Exercise instructions: Of the lines in these entries, how many contain the string "xlabel"? Give the number and nothing else.

Listed entries:
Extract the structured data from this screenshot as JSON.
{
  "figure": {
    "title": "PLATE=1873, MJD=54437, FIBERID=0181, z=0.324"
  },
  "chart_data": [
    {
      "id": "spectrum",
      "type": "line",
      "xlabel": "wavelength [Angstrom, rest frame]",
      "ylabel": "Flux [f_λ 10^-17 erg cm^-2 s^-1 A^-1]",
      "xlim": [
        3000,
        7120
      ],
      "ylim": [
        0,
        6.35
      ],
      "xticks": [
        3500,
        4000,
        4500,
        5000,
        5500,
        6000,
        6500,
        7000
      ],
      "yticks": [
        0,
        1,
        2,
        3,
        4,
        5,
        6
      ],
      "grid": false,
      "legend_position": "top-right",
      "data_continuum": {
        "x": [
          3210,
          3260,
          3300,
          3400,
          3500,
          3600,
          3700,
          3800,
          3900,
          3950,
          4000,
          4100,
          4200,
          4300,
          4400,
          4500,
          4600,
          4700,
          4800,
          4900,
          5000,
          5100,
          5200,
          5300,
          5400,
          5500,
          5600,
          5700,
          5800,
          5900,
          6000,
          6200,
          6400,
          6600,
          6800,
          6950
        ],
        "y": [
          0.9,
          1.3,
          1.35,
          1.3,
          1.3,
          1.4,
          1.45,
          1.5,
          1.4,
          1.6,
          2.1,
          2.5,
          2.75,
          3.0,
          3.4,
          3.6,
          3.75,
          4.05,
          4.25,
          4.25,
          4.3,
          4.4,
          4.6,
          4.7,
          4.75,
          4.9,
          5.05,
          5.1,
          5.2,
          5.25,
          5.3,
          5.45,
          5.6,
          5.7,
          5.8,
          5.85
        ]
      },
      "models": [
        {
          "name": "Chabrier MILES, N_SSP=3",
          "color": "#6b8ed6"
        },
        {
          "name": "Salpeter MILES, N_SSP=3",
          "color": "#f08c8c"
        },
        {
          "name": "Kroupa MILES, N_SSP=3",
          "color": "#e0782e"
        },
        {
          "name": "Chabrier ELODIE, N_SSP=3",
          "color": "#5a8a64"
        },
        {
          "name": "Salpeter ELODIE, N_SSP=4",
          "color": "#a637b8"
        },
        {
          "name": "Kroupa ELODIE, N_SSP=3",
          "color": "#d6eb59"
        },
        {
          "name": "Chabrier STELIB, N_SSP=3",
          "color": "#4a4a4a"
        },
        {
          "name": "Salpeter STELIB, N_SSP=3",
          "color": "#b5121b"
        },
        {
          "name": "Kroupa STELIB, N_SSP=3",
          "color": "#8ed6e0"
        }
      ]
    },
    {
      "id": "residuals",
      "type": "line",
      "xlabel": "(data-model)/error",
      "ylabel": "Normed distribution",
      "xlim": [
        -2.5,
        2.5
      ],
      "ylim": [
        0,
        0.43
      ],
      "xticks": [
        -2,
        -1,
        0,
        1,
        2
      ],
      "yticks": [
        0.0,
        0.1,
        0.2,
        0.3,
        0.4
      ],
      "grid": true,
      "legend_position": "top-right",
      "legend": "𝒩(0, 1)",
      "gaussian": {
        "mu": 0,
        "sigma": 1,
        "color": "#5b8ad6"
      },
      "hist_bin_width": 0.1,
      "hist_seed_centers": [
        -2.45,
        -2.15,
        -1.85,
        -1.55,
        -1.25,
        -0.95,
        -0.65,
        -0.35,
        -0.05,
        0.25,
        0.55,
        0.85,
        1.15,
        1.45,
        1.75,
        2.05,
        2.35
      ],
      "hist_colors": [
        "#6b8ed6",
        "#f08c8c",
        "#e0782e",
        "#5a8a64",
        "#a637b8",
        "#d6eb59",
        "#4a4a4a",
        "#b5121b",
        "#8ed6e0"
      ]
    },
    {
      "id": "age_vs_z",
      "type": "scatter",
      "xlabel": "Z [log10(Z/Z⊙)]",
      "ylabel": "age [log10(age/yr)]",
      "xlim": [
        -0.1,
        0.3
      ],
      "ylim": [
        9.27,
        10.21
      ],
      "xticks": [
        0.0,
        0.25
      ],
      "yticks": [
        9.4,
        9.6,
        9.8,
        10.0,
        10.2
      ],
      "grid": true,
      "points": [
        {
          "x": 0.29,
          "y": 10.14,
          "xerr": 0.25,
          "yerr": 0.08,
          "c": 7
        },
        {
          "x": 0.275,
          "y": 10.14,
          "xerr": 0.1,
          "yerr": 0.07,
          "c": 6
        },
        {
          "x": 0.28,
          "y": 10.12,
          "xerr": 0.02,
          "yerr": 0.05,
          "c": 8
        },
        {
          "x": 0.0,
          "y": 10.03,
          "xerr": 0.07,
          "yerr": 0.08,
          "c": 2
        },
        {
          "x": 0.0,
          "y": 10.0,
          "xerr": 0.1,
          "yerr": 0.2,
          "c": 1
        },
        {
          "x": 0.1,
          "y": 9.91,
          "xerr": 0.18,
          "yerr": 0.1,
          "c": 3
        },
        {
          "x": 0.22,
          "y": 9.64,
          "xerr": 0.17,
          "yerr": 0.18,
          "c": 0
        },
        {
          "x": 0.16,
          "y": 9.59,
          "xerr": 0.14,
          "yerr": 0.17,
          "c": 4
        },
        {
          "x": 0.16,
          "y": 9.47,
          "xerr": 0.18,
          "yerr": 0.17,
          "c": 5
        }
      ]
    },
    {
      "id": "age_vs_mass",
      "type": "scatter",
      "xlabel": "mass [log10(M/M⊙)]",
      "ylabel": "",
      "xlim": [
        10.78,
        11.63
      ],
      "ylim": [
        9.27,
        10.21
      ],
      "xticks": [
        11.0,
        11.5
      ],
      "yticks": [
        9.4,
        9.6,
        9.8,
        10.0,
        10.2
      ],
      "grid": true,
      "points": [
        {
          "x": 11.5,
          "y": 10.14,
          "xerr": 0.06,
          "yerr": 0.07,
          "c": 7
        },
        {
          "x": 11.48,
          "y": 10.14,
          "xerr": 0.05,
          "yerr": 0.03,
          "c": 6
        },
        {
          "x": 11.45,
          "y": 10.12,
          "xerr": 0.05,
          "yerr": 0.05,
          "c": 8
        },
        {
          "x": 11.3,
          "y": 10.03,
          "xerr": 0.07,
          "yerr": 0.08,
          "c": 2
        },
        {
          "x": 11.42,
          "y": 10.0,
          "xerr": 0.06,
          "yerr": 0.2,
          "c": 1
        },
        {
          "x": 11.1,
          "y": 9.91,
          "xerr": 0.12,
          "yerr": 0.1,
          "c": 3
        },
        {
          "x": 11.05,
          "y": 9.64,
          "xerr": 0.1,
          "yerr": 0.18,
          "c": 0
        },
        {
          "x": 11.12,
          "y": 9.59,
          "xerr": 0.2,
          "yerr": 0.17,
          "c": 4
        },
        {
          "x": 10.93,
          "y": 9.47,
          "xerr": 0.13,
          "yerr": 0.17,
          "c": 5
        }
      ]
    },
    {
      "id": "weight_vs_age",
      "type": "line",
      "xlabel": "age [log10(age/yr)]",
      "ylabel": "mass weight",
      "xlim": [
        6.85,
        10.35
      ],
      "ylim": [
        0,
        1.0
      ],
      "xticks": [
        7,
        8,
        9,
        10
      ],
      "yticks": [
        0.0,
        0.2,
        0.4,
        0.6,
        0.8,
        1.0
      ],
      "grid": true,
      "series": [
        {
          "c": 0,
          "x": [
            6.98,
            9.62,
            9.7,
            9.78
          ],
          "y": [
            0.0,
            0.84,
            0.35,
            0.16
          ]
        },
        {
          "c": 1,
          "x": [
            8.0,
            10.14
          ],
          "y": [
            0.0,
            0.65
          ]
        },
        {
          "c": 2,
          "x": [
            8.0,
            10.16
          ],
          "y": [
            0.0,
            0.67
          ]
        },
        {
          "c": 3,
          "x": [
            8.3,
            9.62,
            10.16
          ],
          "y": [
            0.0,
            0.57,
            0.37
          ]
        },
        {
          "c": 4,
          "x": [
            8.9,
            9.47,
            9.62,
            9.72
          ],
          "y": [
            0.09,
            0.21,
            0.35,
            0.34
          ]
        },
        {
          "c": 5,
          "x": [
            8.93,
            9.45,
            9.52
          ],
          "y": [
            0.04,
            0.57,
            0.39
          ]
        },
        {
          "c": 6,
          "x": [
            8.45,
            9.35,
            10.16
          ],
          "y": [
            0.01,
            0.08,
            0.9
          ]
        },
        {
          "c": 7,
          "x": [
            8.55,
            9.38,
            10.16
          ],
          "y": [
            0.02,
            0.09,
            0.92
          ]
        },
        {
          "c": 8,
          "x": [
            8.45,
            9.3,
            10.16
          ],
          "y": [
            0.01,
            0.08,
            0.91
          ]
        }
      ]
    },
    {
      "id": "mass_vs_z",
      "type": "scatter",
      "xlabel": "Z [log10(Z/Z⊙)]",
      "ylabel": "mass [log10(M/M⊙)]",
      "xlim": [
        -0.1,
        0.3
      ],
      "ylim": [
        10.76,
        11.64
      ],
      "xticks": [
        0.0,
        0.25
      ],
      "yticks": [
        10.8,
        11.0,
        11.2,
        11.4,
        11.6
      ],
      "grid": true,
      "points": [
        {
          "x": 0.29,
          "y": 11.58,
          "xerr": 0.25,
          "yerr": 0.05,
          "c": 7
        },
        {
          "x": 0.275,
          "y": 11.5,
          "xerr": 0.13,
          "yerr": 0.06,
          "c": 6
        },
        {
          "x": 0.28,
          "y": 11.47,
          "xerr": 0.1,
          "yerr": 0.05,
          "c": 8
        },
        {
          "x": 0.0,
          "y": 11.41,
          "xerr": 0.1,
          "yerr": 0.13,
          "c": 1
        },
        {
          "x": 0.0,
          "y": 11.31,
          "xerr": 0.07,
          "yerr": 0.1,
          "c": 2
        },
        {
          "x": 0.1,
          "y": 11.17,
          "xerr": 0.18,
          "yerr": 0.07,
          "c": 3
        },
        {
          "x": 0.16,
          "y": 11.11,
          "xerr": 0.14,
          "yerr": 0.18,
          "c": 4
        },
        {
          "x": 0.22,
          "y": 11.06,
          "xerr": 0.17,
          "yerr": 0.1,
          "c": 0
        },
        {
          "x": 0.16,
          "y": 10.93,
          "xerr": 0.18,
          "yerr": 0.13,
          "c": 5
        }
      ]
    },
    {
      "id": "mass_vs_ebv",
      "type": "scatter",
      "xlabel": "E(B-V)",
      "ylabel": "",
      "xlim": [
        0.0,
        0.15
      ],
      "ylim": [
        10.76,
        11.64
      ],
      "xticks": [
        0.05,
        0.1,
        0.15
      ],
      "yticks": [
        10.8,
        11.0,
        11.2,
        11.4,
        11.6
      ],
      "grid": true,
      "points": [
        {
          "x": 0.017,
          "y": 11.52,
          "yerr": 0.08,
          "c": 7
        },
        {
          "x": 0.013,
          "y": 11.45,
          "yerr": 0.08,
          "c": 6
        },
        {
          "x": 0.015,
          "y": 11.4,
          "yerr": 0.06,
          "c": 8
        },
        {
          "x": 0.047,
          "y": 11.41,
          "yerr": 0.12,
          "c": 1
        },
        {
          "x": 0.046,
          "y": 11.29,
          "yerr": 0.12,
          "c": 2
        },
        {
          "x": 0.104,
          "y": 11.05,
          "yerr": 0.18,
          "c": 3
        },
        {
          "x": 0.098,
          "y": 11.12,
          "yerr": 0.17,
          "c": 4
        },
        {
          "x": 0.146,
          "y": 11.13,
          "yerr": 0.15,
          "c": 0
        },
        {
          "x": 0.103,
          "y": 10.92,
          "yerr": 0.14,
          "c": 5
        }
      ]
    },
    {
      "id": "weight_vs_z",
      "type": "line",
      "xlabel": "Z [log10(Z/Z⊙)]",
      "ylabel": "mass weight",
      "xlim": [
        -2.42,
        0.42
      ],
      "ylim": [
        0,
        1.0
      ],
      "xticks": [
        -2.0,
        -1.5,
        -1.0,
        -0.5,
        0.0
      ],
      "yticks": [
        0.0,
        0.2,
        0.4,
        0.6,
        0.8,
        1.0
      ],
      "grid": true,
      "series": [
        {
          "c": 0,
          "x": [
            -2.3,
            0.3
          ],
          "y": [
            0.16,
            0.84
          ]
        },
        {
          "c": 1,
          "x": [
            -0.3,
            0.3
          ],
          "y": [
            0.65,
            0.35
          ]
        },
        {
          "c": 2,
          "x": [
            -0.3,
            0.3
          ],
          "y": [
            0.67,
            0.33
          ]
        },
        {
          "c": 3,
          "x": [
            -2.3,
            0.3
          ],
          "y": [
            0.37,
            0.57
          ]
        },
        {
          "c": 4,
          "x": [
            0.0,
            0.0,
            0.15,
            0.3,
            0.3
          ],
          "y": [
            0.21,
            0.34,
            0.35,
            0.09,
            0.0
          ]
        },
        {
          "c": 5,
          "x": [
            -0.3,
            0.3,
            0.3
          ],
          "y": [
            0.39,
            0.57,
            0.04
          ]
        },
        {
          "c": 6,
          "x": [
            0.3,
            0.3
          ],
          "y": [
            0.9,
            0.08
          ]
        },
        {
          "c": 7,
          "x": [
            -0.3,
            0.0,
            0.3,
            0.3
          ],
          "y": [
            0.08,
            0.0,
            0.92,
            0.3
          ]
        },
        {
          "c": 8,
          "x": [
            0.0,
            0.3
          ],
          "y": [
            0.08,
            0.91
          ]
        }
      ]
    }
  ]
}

Answer to this problem: 8